(Dataset listings of figures)
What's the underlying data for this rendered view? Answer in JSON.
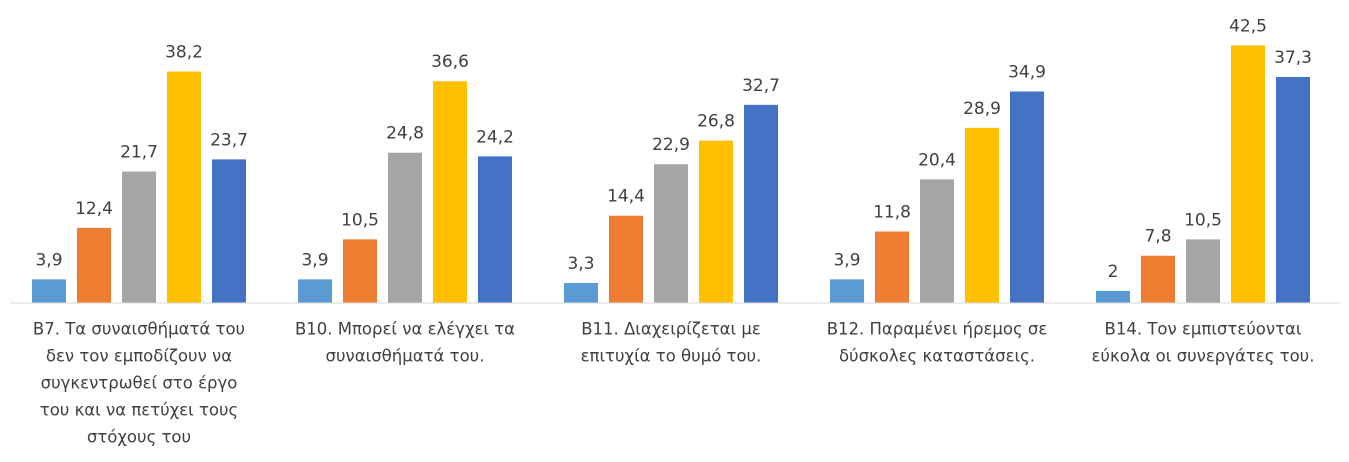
{
  "chart_data": {
    "type": "bar",
    "categories": [
      [
        "B7. Τα συναισθήματά του",
        "δεν τον εμποδίζουν να",
        "συγκεντρωθεί στο έργο",
        "του και να πετύχει τους",
        "στόχους του"
      ],
      [
        "B10. Μπορεί να ελέγχει τα",
        "συναισθήματά του."
      ],
      [
        "B11. Διαχειρίζεται με",
        "επιτυχία το θυμό του."
      ],
      [
        "B12. Παραμένει ήρεμος σε",
        "δύσκολες καταστάσεις."
      ],
      [
        "B14. Τον  εμπιστεύονται",
        "εύκολα οι συνεργάτες του."
      ]
    ],
    "series": [
      {
        "color": "#5b9bd5",
        "values": [
          3.9,
          3.9,
          3.3,
          3.9,
          2
        ],
        "value_labels": [
          "3,9",
          "3,9",
          "3,3",
          "3,9",
          "2"
        ]
      },
      {
        "color": "#ed7d31",
        "values": [
          12.4,
          10.5,
          14.4,
          11.8,
          7.8
        ],
        "value_labels": [
          "12,4",
          "10,5",
          "14,4",
          "11,8",
          "7,8"
        ]
      },
      {
        "color": "#a5a5a5",
        "values": [
          21.7,
          24.8,
          22.9,
          20.4,
          10.5
        ],
        "value_labels": [
          "21,7",
          "24,8",
          "22,9",
          "20,4",
          "10,5"
        ]
      },
      {
        "color": "#ffc000",
        "values": [
          38.2,
          36.6,
          26.8,
          28.9,
          42.5
        ],
        "value_labels": [
          "38,2",
          "36,6",
          "26,8",
          "28,9",
          "42,5"
        ]
      },
      {
        "color": "#4472c4",
        "values": [
          23.7,
          24.2,
          32.7,
          34.9,
          37.3
        ],
        "value_labels": [
          "23,7",
          "24,2",
          "32,7",
          "34,9",
          "37,3"
        ]
      }
    ],
    "ylim": [
      0,
      50
    ]
  }
}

### Work to be completed
Repeat the data above exactly, but not the pictures.

### Answer to the task
What's the underlying data for this rendered view? Answer in JSON.
{
  "chart_data": {
    "type": "bar",
    "categories": [
      [
        "B7. Τα συναισθήματά του",
        "δεν τον εμποδίζουν να",
        "συγκεντρωθεί στο έργο",
        "του και να πετύχει τους",
        "στόχους του"
      ],
      [
        "B10. Μπορεί να ελέγχει τα",
        "συναισθήματά του."
      ],
      [
        "B11. Διαχειρίζεται με",
        "επιτυχία το θυμό του."
      ],
      [
        "B12. Παραμένει ήρεμος σε",
        "δύσκολες καταστάσεις."
      ],
      [
        "B14. Τον  εμπιστεύονται",
        "εύκολα οι συνεργάτες του."
      ]
    ],
    "series": [
      {
        "color": "#5b9bd5",
        "values": [
          3.9,
          3.9,
          3.3,
          3.9,
          2
        ],
        "value_labels": [
          "3,9",
          "3,9",
          "3,3",
          "3,9",
          "2"
        ]
      },
      {
        "color": "#ed7d31",
        "values": [
          12.4,
          10.5,
          14.4,
          11.8,
          7.8
        ],
        "value_labels": [
          "12,4",
          "10,5",
          "14,4",
          "11,8",
          "7,8"
        ]
      },
      {
        "color": "#a5a5a5",
        "values": [
          21.7,
          24.8,
          22.9,
          20.4,
          10.5
        ],
        "value_labels": [
          "21,7",
          "24,8",
          "22,9",
          "20,4",
          "10,5"
        ]
      },
      {
        "color": "#ffc000",
        "values": [
          38.2,
          36.6,
          26.8,
          28.9,
          42.5
        ],
        "value_labels": [
          "38,2",
          "36,6",
          "26,8",
          "28,9",
          "42,5"
        ]
      },
      {
        "color": "#4472c4",
        "values": [
          23.7,
          24.2,
          32.7,
          34.9,
          37.3
        ],
        "value_labels": [
          "23,7",
          "24,2",
          "32,7",
          "34,9",
          "37,3"
        ]
      }
    ],
    "ylim": [
      0,
      50
    ]
  }
}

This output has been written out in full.